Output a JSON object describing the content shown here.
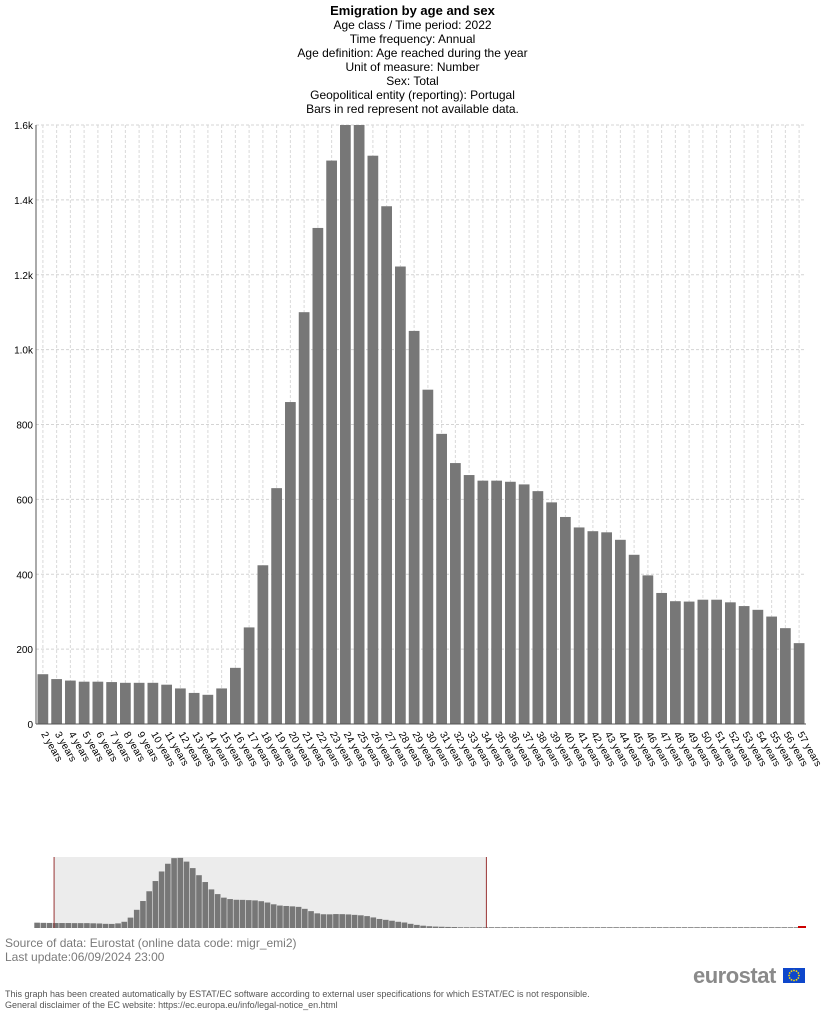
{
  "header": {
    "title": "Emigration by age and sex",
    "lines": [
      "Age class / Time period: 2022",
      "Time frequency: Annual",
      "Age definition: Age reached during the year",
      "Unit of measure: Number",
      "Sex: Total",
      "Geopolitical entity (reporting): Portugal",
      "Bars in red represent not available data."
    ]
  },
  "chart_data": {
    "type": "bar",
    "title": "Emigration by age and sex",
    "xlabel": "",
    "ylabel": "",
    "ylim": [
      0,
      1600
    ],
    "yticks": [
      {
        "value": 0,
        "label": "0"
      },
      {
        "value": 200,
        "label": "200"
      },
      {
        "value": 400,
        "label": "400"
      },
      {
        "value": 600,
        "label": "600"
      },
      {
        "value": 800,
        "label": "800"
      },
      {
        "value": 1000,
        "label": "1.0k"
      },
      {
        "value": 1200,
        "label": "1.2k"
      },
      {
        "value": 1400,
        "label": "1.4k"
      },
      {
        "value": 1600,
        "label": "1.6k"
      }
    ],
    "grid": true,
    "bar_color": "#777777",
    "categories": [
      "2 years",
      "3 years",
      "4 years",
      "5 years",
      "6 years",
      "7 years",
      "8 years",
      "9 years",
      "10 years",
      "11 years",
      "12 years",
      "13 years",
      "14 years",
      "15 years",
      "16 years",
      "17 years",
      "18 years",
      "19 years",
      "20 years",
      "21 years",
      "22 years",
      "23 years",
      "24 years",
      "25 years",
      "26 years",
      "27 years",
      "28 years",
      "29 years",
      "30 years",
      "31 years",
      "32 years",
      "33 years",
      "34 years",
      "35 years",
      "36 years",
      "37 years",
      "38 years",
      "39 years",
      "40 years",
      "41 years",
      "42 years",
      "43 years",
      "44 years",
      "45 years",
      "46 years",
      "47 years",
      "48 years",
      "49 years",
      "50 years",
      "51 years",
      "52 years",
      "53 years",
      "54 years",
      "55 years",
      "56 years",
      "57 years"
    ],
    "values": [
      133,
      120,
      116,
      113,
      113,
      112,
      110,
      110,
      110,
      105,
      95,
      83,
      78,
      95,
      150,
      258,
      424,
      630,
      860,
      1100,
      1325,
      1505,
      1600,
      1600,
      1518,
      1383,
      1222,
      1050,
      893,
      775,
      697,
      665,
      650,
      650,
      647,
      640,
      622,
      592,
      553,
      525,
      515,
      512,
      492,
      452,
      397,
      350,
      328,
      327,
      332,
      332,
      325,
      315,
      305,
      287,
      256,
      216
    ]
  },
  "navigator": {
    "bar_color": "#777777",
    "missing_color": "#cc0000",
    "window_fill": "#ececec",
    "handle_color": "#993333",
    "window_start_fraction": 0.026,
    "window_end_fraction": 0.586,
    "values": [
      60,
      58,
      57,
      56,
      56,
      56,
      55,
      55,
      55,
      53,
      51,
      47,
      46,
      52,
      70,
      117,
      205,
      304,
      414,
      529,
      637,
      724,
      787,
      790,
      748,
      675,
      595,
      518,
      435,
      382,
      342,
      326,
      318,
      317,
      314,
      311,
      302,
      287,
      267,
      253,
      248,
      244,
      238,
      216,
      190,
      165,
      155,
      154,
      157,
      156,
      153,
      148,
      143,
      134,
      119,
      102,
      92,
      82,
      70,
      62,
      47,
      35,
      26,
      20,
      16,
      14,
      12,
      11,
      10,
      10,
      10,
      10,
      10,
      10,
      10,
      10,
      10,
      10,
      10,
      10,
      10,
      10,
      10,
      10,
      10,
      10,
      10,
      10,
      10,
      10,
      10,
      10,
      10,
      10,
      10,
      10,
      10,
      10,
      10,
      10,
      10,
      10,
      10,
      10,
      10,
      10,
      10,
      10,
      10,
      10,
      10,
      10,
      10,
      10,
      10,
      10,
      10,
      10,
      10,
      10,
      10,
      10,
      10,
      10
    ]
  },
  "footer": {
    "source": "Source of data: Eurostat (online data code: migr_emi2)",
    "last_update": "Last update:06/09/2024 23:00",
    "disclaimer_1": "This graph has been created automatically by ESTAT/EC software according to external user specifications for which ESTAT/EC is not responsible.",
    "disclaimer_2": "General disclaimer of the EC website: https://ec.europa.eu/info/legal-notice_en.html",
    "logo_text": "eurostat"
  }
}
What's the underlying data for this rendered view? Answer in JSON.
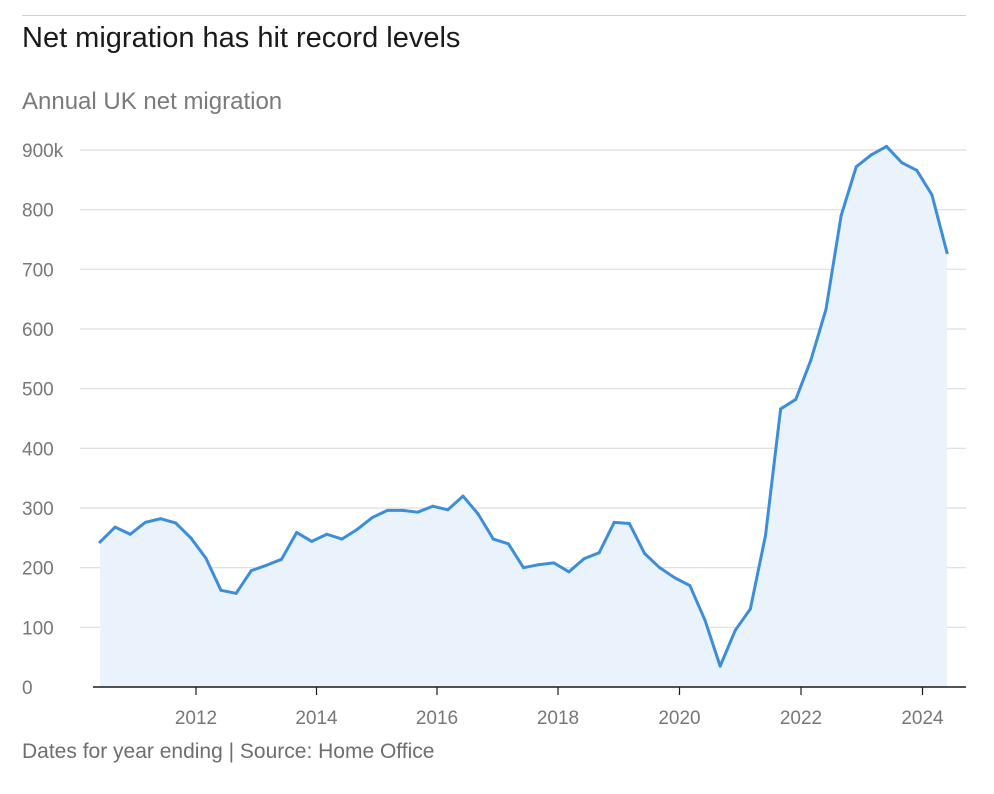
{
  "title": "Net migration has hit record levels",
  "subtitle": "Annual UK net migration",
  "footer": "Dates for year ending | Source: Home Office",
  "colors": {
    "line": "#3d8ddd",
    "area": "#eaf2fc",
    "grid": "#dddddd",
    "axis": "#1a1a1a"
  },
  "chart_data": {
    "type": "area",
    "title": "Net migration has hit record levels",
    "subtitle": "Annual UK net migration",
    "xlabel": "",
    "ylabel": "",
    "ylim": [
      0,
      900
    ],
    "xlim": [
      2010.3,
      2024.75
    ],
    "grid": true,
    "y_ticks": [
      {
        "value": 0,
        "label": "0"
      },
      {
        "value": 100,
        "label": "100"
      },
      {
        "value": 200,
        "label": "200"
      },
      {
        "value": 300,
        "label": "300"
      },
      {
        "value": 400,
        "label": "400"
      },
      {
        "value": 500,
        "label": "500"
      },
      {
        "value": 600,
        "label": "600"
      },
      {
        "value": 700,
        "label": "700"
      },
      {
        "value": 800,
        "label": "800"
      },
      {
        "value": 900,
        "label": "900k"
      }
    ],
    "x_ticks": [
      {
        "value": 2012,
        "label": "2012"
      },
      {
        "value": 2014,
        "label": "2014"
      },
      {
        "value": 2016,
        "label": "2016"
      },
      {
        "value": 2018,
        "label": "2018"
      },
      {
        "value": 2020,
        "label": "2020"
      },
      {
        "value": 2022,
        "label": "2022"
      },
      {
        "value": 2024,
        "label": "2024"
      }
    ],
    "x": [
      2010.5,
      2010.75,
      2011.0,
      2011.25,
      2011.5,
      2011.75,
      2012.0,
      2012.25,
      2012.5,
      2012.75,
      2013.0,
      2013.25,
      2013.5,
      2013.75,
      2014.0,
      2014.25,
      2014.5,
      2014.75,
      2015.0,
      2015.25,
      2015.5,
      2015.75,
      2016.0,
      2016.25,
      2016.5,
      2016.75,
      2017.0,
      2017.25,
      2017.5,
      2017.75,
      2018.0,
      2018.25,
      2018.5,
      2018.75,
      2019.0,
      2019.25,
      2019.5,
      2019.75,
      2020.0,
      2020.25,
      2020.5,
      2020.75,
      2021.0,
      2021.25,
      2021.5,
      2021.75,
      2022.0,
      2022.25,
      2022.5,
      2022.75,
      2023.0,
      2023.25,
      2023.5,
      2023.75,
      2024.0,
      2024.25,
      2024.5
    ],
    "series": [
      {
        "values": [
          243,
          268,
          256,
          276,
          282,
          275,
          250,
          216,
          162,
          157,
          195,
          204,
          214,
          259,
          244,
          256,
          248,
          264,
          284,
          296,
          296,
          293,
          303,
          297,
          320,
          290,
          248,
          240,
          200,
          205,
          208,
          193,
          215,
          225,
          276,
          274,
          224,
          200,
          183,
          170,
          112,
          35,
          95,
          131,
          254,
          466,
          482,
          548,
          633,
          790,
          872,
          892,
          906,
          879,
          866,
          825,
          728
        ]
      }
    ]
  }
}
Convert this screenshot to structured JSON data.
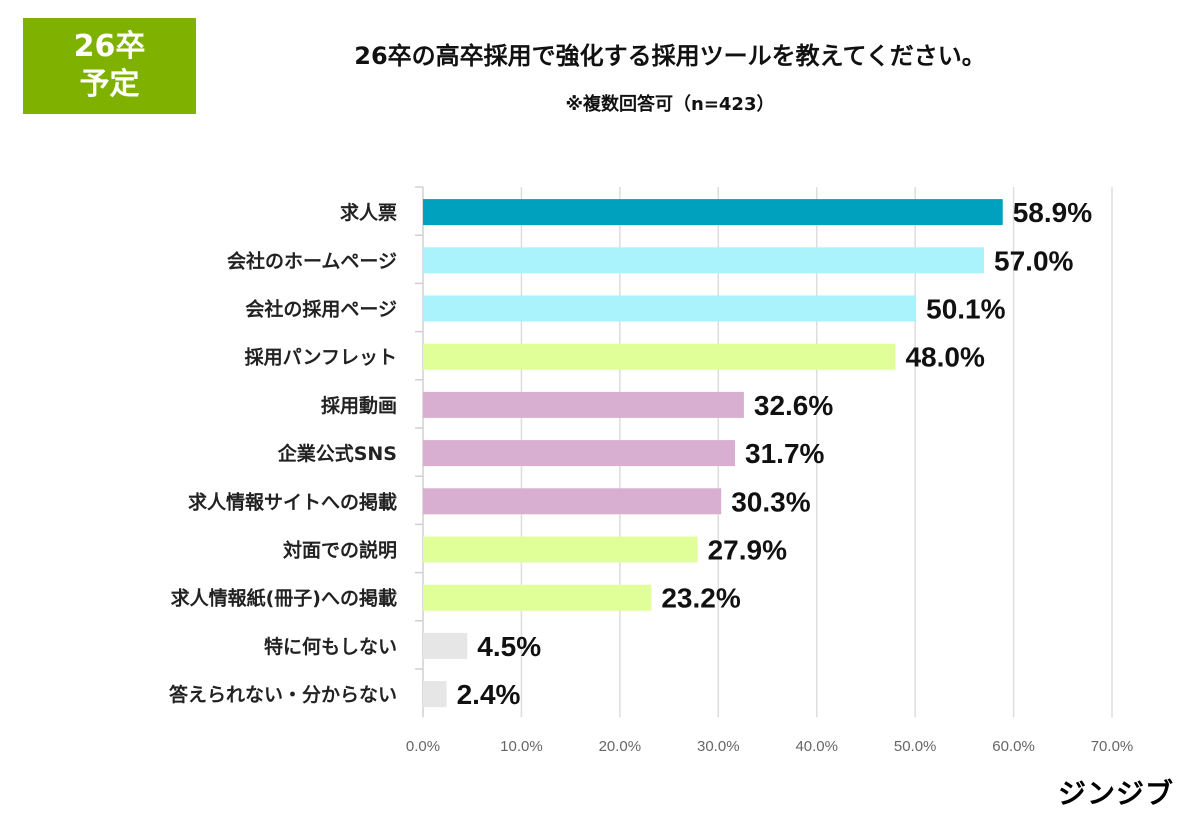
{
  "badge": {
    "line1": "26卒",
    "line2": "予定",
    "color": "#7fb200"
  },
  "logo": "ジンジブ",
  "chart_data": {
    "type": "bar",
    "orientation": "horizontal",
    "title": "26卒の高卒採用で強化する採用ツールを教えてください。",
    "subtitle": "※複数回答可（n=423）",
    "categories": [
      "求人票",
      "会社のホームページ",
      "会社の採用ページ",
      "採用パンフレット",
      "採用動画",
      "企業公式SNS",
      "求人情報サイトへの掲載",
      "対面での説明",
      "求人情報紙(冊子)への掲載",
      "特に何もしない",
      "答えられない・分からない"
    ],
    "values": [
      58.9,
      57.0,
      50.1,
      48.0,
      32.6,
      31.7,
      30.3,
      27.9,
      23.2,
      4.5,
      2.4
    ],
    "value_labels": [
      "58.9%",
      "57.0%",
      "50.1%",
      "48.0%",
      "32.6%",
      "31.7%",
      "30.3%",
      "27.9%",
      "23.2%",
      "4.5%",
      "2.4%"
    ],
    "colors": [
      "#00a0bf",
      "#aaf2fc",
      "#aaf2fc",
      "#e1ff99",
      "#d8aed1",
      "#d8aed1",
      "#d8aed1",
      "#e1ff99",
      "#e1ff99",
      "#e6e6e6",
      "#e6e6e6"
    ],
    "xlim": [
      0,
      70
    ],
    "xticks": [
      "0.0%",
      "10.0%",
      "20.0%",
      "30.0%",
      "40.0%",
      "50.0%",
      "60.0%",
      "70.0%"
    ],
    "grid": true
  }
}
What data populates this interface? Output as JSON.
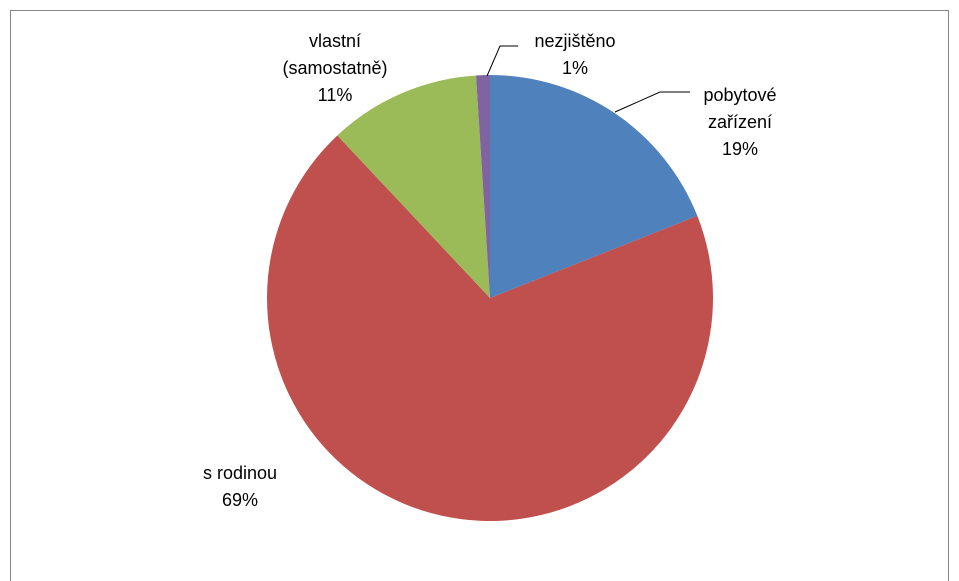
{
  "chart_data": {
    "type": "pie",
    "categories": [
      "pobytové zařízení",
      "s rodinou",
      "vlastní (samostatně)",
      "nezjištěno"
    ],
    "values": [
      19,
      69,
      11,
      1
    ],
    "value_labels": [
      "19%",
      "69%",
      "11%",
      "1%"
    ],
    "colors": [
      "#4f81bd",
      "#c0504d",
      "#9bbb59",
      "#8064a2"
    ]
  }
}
_ _ _ _ _ _ _
__Prompt__.
Provide solely the number of lines in the data that include the word "Output".

__Response below__.
2